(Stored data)
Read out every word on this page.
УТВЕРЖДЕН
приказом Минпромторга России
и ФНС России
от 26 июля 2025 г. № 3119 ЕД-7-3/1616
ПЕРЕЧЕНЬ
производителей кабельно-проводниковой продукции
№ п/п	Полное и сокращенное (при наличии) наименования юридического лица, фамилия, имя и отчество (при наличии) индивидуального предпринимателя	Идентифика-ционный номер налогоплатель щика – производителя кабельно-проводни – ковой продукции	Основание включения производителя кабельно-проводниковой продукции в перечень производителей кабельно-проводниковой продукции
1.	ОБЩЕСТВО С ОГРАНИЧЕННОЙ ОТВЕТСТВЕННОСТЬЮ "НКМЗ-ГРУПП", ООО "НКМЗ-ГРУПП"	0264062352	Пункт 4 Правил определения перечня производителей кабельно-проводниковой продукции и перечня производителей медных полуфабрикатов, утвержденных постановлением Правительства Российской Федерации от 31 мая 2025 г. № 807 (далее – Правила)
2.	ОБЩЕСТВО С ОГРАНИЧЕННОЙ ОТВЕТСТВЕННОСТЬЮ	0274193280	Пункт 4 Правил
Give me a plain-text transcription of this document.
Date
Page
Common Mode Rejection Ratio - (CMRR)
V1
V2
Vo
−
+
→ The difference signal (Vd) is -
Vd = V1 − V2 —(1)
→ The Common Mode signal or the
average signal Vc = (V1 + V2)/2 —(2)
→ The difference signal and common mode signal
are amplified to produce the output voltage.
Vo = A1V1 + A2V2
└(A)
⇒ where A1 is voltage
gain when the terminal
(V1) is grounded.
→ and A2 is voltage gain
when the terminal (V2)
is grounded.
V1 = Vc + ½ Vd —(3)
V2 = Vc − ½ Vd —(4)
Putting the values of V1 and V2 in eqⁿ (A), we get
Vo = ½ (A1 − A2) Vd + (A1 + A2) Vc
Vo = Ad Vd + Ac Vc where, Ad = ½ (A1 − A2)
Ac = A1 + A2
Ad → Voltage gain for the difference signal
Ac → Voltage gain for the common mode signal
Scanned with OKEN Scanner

...

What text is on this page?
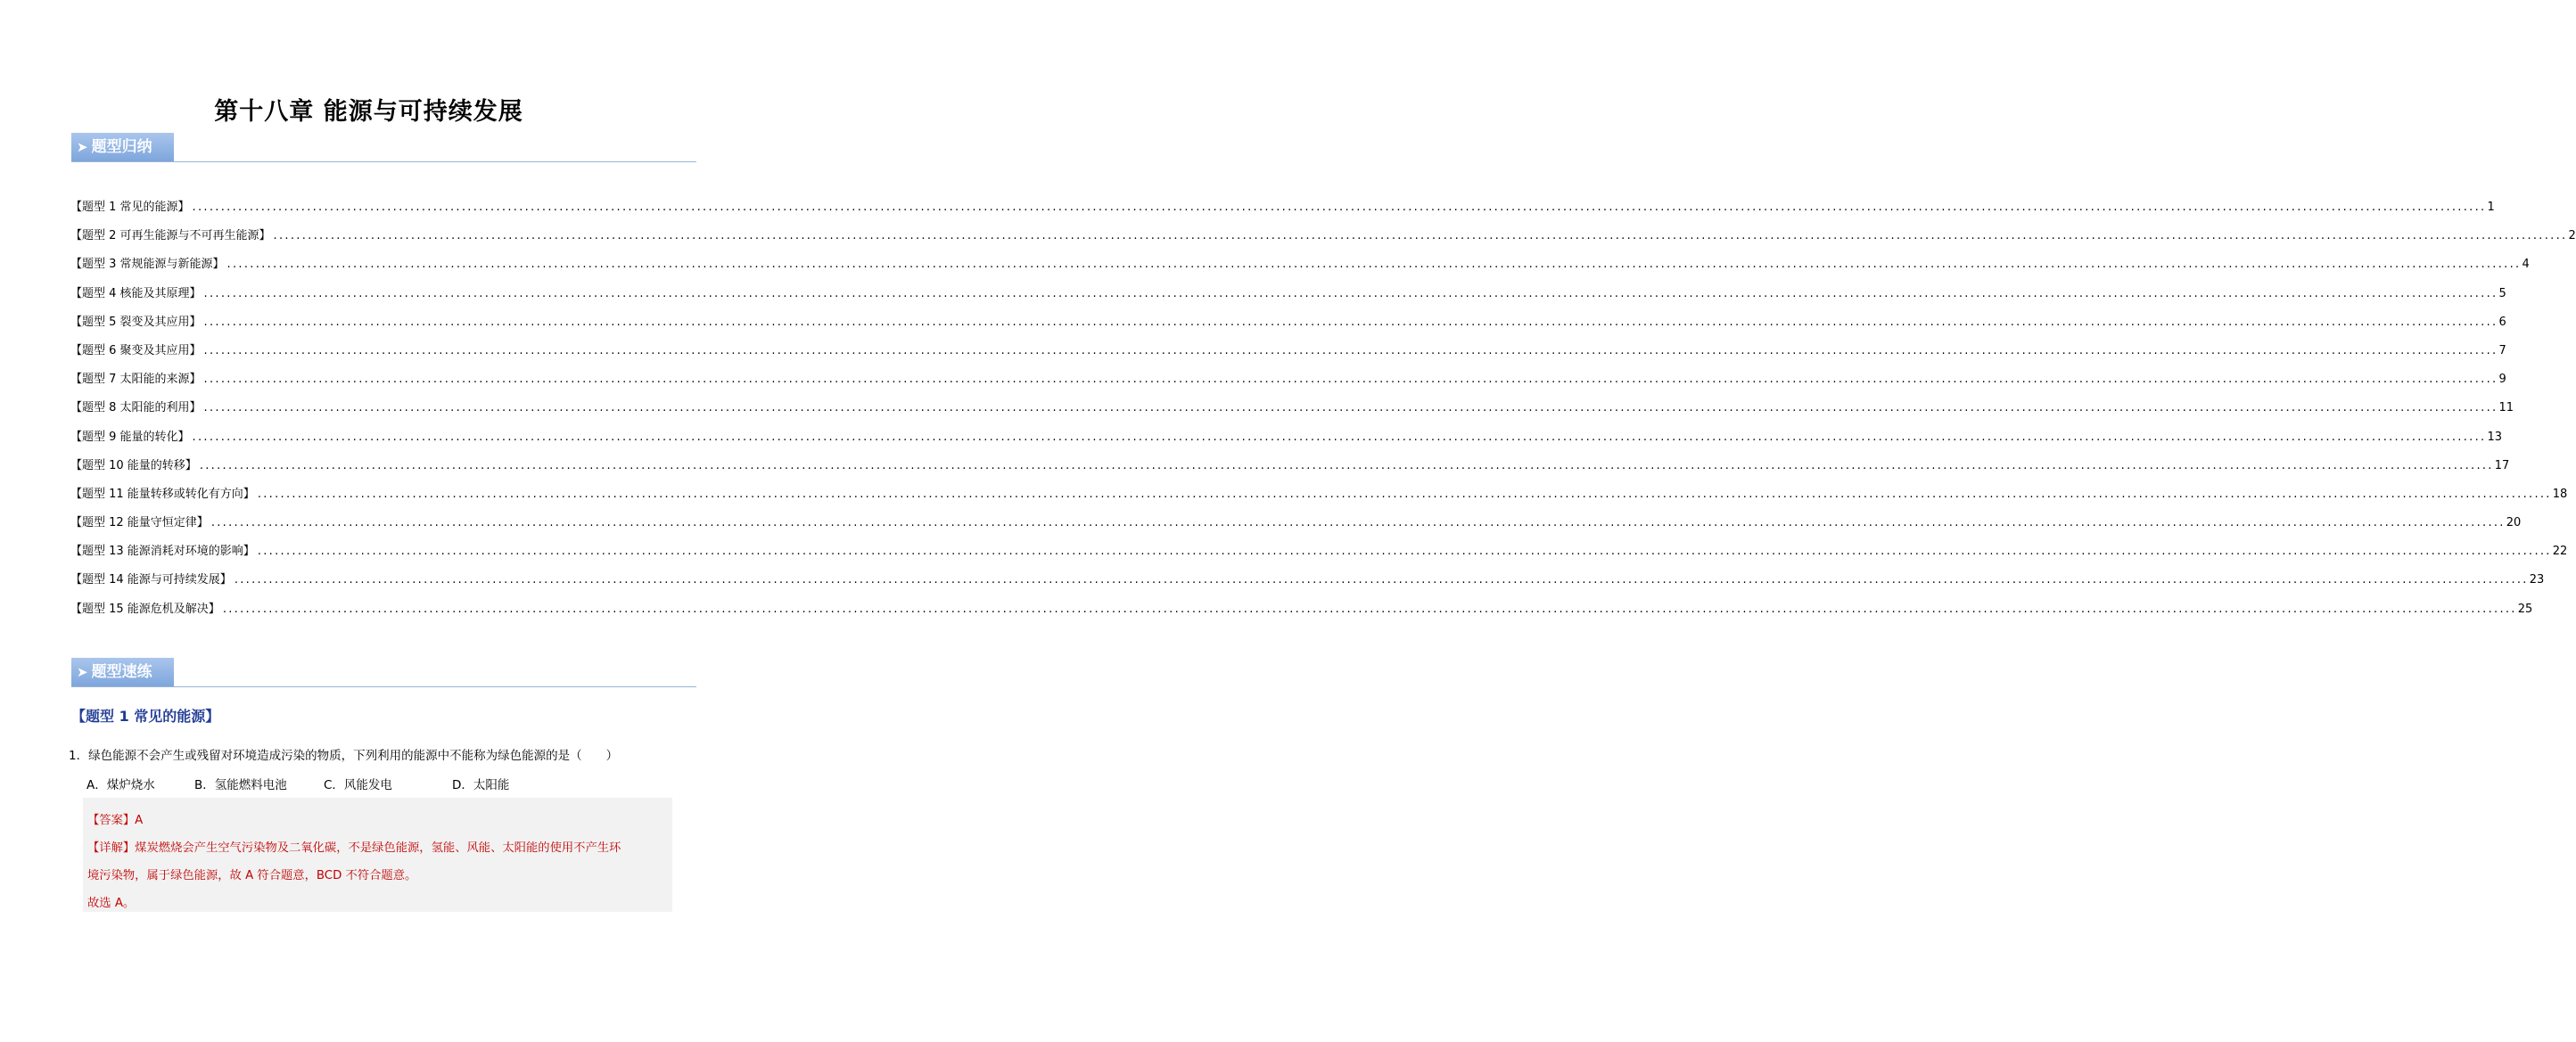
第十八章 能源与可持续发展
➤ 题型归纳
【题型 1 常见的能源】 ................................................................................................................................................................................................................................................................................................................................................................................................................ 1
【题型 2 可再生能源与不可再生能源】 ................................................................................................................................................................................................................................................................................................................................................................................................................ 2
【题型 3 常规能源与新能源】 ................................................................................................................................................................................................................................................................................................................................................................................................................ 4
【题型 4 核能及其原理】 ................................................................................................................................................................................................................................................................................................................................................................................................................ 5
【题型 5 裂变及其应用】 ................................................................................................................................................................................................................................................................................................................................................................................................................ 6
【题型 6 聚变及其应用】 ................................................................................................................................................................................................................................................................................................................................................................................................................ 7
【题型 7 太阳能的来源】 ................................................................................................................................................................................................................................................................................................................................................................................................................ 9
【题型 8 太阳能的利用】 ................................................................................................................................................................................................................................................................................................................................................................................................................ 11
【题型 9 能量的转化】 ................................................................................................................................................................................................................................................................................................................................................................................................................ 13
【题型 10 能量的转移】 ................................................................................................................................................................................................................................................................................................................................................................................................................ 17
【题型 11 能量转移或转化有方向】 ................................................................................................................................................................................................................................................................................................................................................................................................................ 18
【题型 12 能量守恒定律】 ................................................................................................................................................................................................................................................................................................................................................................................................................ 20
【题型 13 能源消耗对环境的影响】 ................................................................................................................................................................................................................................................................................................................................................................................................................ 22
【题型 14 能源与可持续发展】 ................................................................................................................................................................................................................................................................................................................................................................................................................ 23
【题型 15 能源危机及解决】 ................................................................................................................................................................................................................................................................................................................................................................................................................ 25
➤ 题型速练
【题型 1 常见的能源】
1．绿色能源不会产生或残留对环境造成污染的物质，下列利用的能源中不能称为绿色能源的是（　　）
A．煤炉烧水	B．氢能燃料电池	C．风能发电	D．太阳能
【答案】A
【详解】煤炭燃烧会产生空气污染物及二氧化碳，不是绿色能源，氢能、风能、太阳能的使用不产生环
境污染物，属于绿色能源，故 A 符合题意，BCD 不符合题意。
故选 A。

--

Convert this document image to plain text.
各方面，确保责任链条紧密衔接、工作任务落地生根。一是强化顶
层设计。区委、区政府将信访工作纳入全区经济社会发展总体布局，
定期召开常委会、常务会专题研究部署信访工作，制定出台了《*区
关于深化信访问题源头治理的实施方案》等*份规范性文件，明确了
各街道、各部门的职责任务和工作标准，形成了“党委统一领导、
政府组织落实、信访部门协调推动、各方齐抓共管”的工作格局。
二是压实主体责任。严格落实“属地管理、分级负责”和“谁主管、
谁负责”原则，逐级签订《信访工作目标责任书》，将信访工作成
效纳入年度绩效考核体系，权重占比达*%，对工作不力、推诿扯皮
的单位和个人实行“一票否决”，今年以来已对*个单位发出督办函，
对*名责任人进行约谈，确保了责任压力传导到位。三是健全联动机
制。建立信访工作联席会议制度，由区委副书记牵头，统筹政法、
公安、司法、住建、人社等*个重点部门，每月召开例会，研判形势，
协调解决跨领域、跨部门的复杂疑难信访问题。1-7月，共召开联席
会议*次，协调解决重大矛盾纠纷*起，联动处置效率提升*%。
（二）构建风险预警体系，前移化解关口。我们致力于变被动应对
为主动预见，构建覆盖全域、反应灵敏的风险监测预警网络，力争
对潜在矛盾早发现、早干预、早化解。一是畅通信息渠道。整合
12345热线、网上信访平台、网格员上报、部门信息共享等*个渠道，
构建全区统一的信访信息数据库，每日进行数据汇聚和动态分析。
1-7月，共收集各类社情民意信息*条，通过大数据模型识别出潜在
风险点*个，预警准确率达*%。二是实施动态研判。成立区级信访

• YOUR GOAL
Search the records above for the string "gain". Copy every line that contains it.

• EXERCISE RESULT
gain when the terminal
→ and A2 is voltage gain
Ad → Voltage gain for the difference signal
Ac → Voltage gain for the common mode signal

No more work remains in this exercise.